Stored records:
• • • •

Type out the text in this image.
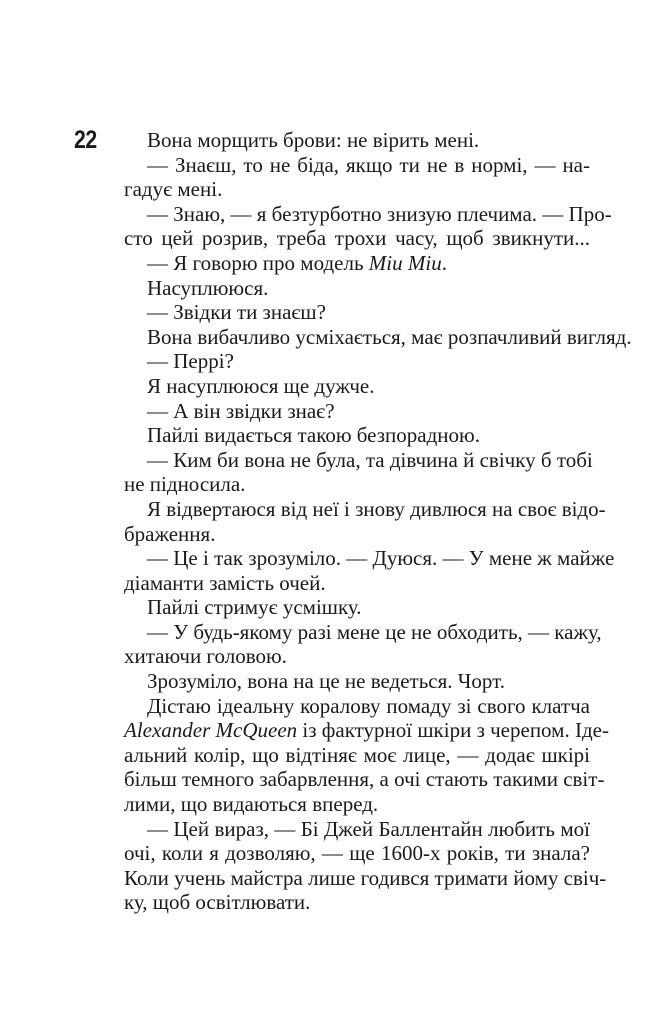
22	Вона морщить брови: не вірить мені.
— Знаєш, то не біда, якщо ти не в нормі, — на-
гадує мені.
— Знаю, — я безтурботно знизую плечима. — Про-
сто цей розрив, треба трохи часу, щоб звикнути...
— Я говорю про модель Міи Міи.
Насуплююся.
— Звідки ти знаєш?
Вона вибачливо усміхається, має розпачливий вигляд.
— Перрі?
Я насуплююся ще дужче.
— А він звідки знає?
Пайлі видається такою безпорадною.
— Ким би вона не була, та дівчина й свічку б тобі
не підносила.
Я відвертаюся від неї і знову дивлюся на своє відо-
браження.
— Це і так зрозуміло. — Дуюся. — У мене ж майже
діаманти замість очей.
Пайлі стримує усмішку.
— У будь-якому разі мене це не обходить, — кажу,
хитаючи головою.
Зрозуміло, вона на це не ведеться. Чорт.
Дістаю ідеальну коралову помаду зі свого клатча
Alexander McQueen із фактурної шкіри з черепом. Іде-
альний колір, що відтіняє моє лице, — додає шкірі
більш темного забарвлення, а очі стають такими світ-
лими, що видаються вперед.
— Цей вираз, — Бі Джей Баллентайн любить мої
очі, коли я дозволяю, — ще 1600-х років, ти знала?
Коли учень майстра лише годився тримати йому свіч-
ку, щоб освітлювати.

• • • •

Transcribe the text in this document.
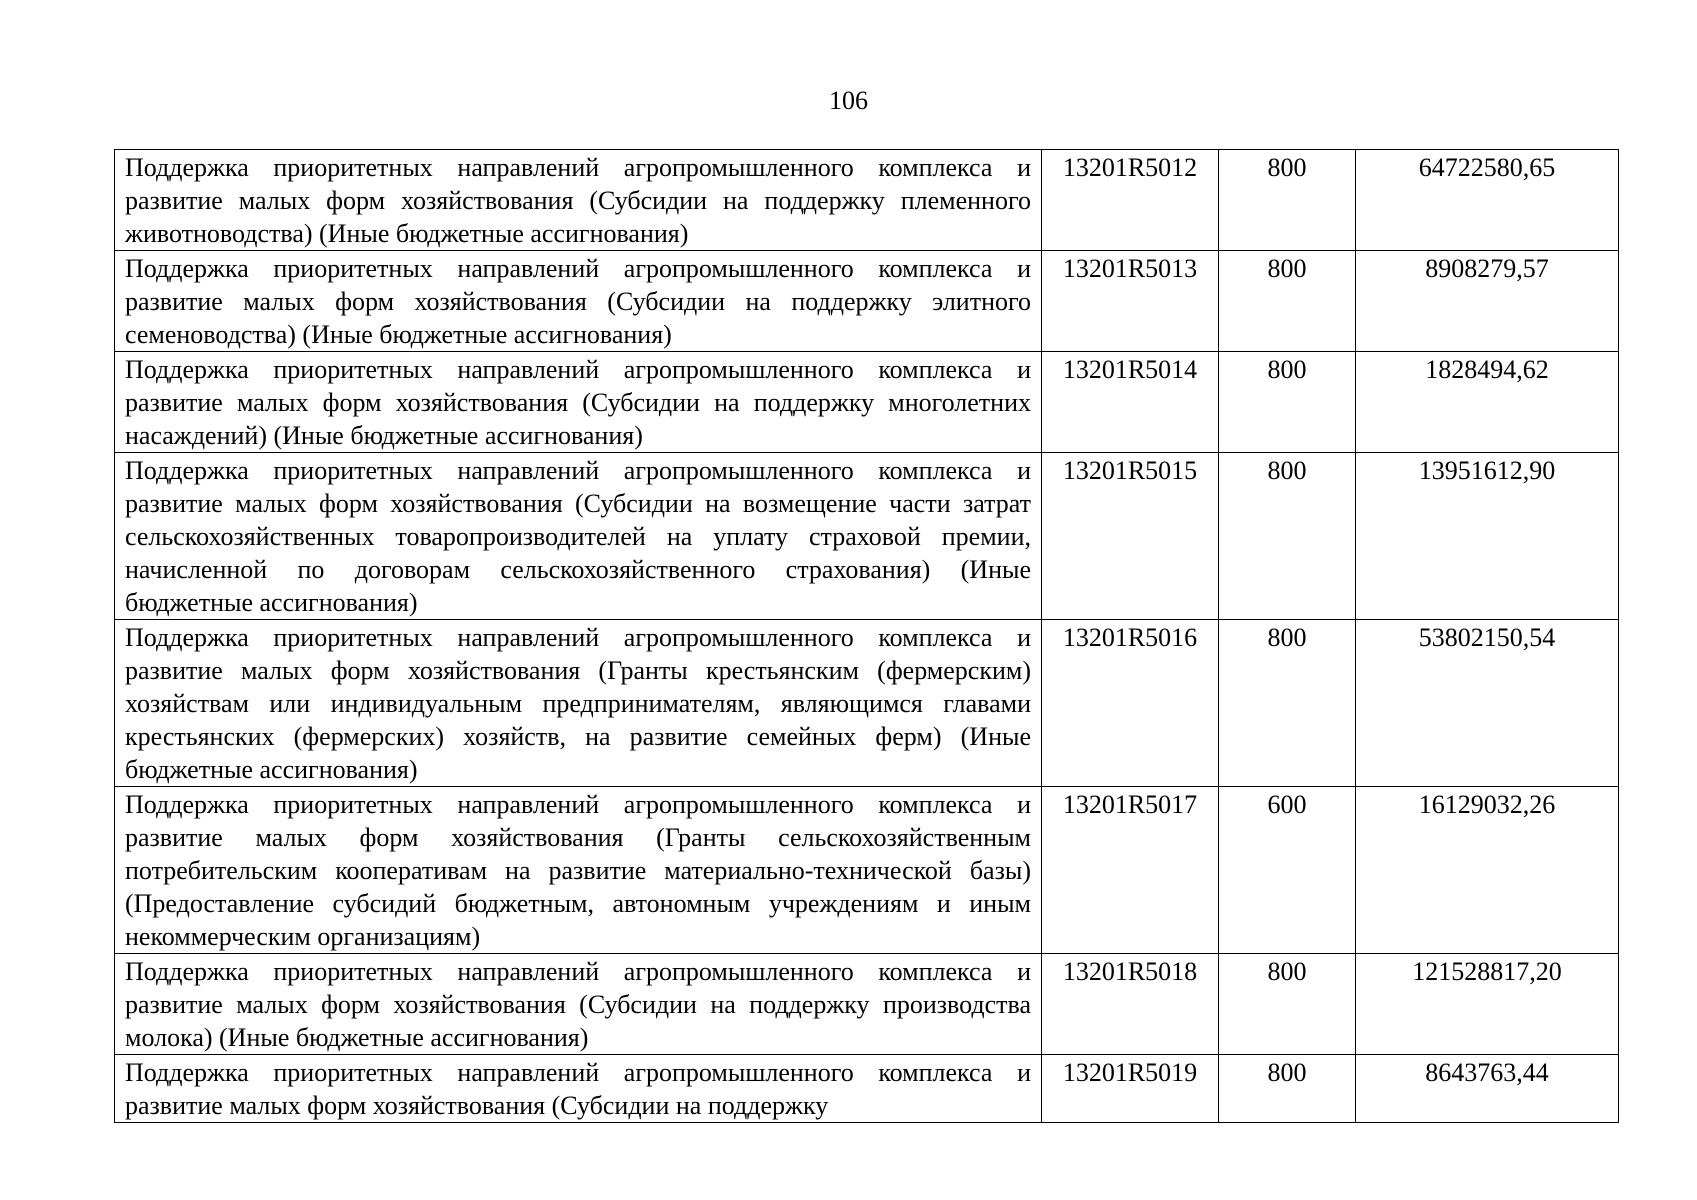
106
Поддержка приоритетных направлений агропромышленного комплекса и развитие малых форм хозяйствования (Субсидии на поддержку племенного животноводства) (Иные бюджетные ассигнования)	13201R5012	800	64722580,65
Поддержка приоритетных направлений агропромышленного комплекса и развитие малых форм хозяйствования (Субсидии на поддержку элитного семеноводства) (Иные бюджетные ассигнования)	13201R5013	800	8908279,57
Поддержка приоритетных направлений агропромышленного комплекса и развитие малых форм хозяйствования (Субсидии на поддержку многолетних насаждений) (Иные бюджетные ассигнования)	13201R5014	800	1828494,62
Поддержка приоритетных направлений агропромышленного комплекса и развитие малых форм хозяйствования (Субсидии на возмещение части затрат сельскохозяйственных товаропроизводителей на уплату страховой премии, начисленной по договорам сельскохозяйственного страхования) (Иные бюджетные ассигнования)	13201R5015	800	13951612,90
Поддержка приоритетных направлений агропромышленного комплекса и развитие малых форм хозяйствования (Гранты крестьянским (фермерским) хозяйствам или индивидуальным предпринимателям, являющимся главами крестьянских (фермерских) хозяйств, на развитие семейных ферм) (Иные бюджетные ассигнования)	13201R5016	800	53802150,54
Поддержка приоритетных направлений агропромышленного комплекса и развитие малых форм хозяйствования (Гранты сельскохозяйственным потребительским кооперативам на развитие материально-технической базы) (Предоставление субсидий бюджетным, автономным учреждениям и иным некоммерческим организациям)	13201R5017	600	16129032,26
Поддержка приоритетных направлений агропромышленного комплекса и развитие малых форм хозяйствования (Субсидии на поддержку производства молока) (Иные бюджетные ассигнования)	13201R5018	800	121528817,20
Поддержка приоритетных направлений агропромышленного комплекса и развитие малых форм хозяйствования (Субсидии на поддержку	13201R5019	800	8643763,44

• • • •

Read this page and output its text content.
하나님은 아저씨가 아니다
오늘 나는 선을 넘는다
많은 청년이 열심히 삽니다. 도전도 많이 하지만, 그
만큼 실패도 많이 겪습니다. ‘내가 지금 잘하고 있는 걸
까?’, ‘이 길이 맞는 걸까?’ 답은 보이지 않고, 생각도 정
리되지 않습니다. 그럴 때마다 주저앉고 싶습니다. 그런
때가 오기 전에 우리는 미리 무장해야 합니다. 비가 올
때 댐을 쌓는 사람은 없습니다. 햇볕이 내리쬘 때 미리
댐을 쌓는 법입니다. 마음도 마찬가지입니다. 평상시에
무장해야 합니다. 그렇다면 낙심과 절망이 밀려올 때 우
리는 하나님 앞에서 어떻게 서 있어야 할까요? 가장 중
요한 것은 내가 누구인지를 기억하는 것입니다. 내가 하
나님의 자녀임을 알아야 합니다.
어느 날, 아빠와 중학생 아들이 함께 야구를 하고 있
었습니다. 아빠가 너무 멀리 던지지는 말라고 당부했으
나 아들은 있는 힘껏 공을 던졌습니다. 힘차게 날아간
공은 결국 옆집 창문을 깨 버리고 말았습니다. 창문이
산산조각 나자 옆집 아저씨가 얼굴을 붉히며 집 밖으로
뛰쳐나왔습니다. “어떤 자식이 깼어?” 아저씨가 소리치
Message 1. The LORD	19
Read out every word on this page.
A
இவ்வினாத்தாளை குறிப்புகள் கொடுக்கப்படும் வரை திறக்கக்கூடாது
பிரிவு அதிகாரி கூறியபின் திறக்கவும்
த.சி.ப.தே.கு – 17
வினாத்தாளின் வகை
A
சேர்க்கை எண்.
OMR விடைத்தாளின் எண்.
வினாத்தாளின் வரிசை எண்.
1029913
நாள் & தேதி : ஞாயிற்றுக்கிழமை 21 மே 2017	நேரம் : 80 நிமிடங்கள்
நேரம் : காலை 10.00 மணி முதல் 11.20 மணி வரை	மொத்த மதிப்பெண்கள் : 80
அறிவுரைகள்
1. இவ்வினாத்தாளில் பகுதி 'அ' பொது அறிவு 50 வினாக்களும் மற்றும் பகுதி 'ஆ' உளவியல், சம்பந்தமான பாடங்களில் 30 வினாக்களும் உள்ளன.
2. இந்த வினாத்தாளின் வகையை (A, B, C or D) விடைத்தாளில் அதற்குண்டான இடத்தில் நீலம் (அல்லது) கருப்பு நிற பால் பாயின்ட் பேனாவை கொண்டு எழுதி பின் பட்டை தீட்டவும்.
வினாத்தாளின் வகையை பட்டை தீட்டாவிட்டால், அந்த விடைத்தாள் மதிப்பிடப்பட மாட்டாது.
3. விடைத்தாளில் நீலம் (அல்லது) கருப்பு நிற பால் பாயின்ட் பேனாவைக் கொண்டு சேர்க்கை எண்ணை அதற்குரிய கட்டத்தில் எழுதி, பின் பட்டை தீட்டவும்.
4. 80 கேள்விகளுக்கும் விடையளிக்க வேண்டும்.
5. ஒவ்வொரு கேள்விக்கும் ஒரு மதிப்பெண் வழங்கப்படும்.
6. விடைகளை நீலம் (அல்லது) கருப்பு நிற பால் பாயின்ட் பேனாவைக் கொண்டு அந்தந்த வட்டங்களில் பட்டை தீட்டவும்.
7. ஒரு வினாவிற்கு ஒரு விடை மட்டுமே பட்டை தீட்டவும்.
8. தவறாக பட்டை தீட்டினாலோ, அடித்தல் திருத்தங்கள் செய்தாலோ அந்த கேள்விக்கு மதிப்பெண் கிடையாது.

• • • •

Go through the records above, find every line with the word "this", and list those lines.

→ **Exercise solution**
Type out the text in this image.
Transcribe the text in this document.
Read this page and output its text content.
Read out every word on this page.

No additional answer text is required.